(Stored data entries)
· · · ·

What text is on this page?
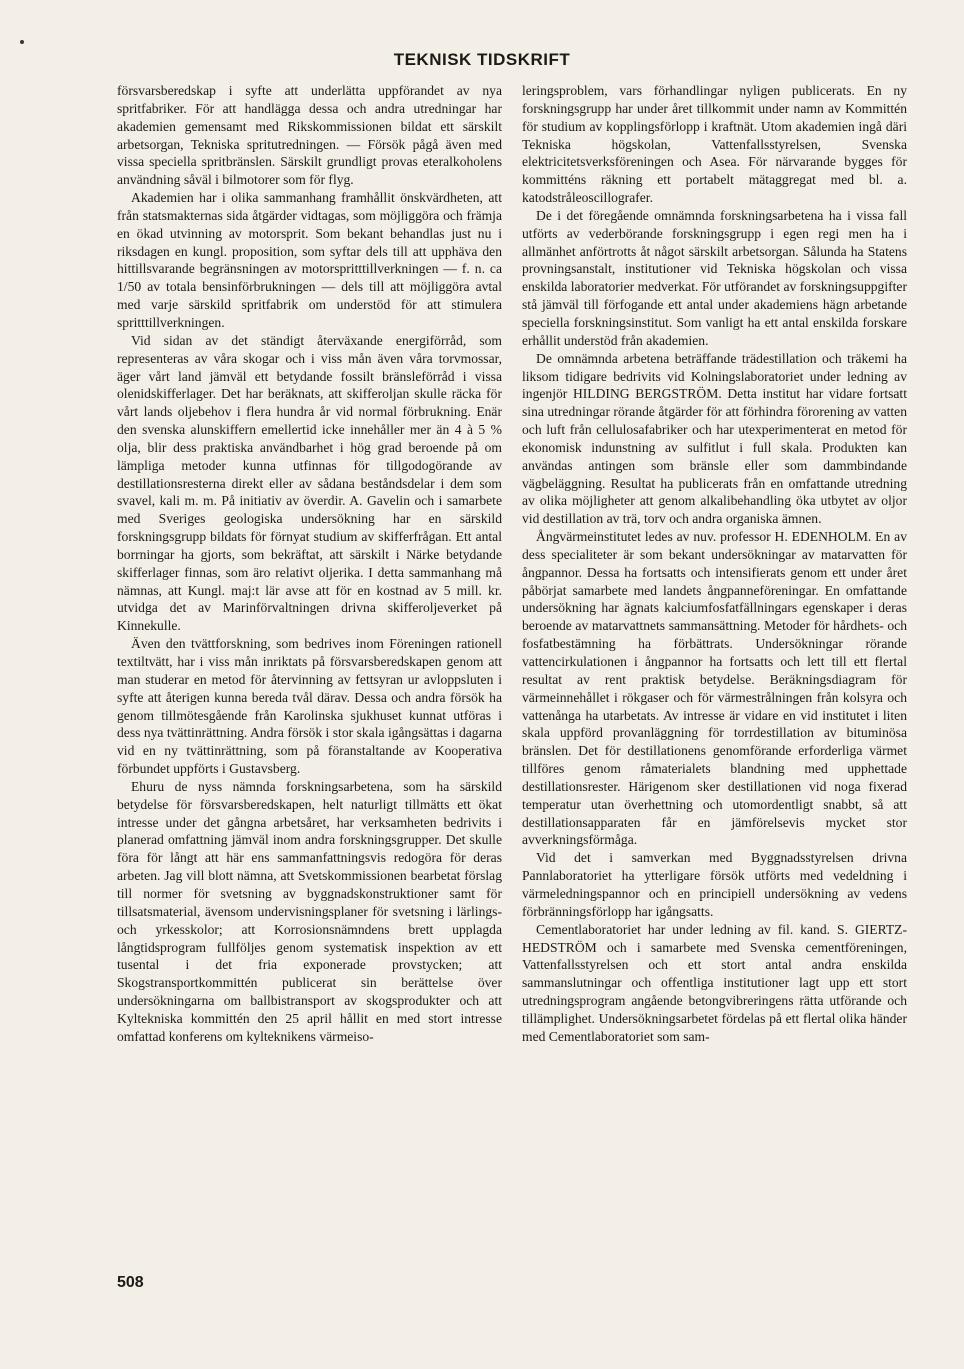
TEKNISK TIDSKRIFT

försvarsberedskap i syfte att underlätta uppförandet av nya spritfabriker. För att handlägga dessa och andra utredningar har akademien gemensamt med Rikskommissionen bildat ett särskilt arbetsorgan, Tekniska spritutredningen. — Försök pågå även med vissa speciella spritbränslen. Särskilt grundligt provas eteralkoholens användning såväl i bilmotorer som för flyg.

Akademien har i olika sammanhang framhållit önskvärdheten, att från statsmakternas sida åtgärder vidtagas, som möjliggöra och främja en ökad utvinning av motorsprit. Som bekant behandlas just nu i riksdagen en kungl. proposition, som syftar dels till att upphäva den hittillsvarande begränsningen av motorspritttillverkningen — f. n. ca 1/50 av totala bensinförbrukningen — dels till att möjliggöra avtal med varje särskild spritfabrik om understöd för att stimulera spritttillverkningen.

Vid sidan av det ständigt återväxande energiförråd, som representeras av våra skogar och i viss mån även våra torvmossar, äger vårt land jämväl ett betydande fossilt bränsleförråd i vissa olenidskifferlager. Det har beräknats, att skifferoljan skulle räcka för vårt lands oljebehov i flera hundra år vid normal förbrukning. Enär den svenska alunskiffern emellertid icke innehåller mer än 4 à 5 % olja, blir dess praktiska användbarhet i hög grad beroende på om lämpliga metoder kunna utfinnas för tillgodogörande av destillationsresterna direkt eller av sådana beståndsdelar i dem som svavel, kali m. m. På initiativ av överdir. A. Gavelin och i samarbete med Sveriges geologiska undersökning har en särskild forskningsgrupp bildats för förnyat studium av skifferfrågan. Ett antal borrningar ha gjorts, som bekräftat, att särskilt i Närke betydande skifferlager finnas, som äro relativt oljerika. I detta sammanhang må nämnas, att Kungl. maj:t lär avse att för en kostnad av 5 mill. kr. utvidga det av Marinförvaltningen drivna skifferoljeverket på Kinnekulle.

Även den tvättforskning, som bedrives inom Föreningen rationell textiltvätt, har i viss mån inriktats på försvarsberedskapen genom att man studerar en metod för återvinning av fettsyran ur avloppsluten i syfte att återigen kunna bereda tvål därav. Dessa och andra försök ha genom tillmötesgående från Karolinska sjukhuset kunnat utföras i dess nya tvättinrättning. Andra försök i stor skala igångsättas i dagarna vid en ny tvättinrättning, som på föranstaltande av Kooperativa förbundet uppförts i Gustavsberg.

Ehuru de nyss nämnda forskningsarbetena, som ha särskild betydelse för försvarsberedskapen, helt naturligt tillmätts ett ökat intresse under det gångna arbetsåret, har verksamheten bedrivits i planerad omfattning jämväl inom andra forskningsgrupper. Det skulle föra för långt att här ens sammanfattningsvis redogöra för deras arbeten. Jag vill blott nämna, att Svetskommissionen bearbetat förslag till normer för svetsning av byggnadskonstruktioner samt för tillsatsmaterial, ävensom undervisningsplaner för svetsning i lärlings- och yrkesskolor; att Korrosionsnämndens brett upplagda långtidsprogram fullföljes genom systematisk inspektion av ett tusental i det fria exponerade provstycken; att Skogstransportkommittén publicerat sin berättelse över undersökningarna om ballbistransport av skogsprodukter och att Kyltekniska kommittén den 25 april hållit en med stort intresse omfattad konferens om kylteknikens värmeiso-

leringsproblem, vars förhandlingar nyligen publicerats. En ny forskningsgrupp har under året tillkommit under namn av Kommittén för studium av kopplingsförlopp i kraftnät. Utom akademien ingå däri Tekniska högskolan, Vattenfallsstyrelsen, Svenska elektricitetsverksföreningen och Asea. För närvarande bygges för kommitténs räkning ett portabelt mätaggregat med bl. a. katodstråleoscillografer.

De i det föregående omnämnda forskningsarbetena ha i vissa fall utförts av vederbörande forskningsgrupp i egen regi men ha i allmänhet anförtrotts åt något särskilt arbetsorgan. Sålunda ha Statens provningsanstalt, institutioner vid Tekniska högskolan och vissa enskilda laboratorier medverkat. För utförandet av forskningsuppgifter stå jämväl till förfogande ett antal under akademiens hägn arbetande speciella forskningsinstitut. Som vanligt ha ett antal enskilda forskare erhållit understöd från akademien.

De omnämnda arbetena beträffande trädestillation och träkemi ha liksom tidigare bedrivits vid Kolningslaboratoriet under ledning av ingenjör HILDING BERGSTRÖM. Detta institut har vidare fortsatt sina utredningar rörande åtgärder för att förhindra förorening av vatten och luft från cellulosafabriker och har utexperimenterat en metod för ekonomisk indunstning av sulfitlut i full skala. Produkten kan användas antingen som bränsle eller som dammbindande vägbeläggning. Resultat ha publicerats från en omfattande utredning av olika möjligheter att genom alkalibehandling öka utbytet av oljor vid destillation av trä, torv och andra organiska ämnen.

Ångvärmeinstitutet ledes av nuv. professor H. EDENHOLM. En av dess specialiteter är som bekant undersökningar av matarvatten för ångpannor. Dessa ha fortsatts och intensifierats genom ett under året påbörjat samarbete med landets ångpanneföreningar. En omfattande undersökning har ägnats kalciumfosfatfällningars egenskaper i deras beroende av matarvattnets sammansättning. Metoder för hårdhets- och fosfatbestämning ha förbättrats. Undersökningar rörande vattencirkulationen i ångpannor ha fortsatts och lett till ett flertal resultat av rent praktisk betydelse. Beräkningsdiagram för värmeinnehållet i rökgaser och för värmestrålningen från kolsyra och vattenånga ha utarbetats. Av intresse är vidare en vid institutet i liten skala uppförd provanläggning för torrdestillation av bituminösa bränslen. Det för destillationens genomförande erforderliga värmet tillföres genom råmaterialets blandning med upphettade destillationsrester. Härigenom sker destillationen vid noga fixerad temperatur utan överhettning och utomordentligt snabbt, så att destillationsapparaten får en jämförelsevis mycket stor avverkningsförmåga.

Vid det i samverkan med Byggnadsstyrelsen drivna Pannlaboratoriet ha ytterligare försök utförts med vedeldning i värmeledningspannor och en principiell undersökning av vedens förbränningsförlopp har igångsatts.

Cementlaboratoriet har under ledning av fil. kand. S. GIERTZ-HEDSTRÖM och i samarbete med Svenska cementföreningen, Vattenfallsstyrelsen och ett stort antal andra enskilda sammanslutningar och offentliga institutioner lagt upp ett stort utredningsprogram angående betongvibreringens rätta utförande och tillämplighet. Undersökningsarbetet fördelas på ett flertal olika händer med Cementlaboratoriet som sam-

508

· · · ·

** Goal of the exercise **
Go through the records and report each line that contains "utredningar".

** Result below **
försvarsberedskap i syfte att underlätta uppförandet av nya spritfabriker. För att handlägga dessa och andra utredningar har akademien gemensamt med Rikskommissionen bildat ett särskilt arbetsorgan, Tekniska spritutredningen. — Försök pågå även med vissa speciella spritbränslen. Särskilt grundligt provas eteralkoholens användning såväl i bilmotorer som för flyg.
De omnämnda arbetena beträffande trädestillation och träkemi ha liksom tidigare bedrivits vid Kolningslaboratoriet under ledning av ingenjör HILDING BERGSTRÖM. Detta institut har vidare fortsatt sina utredningar rörande åtgärder för att förhindra förorening av vatten och luft från cellulosafabriker och har utexperimenterat en metod för ekonomisk indunstning av sulfitlut i full skala. Produkten kan användas antingen som bränsle eller som dammbindande vägbeläggning. Resultat ha publicerats från en omfattande utredning av olika möjligheter att genom alkalibehandling öka utbytet av oljor vid destillation av trä, torv och andra organiska ämnen.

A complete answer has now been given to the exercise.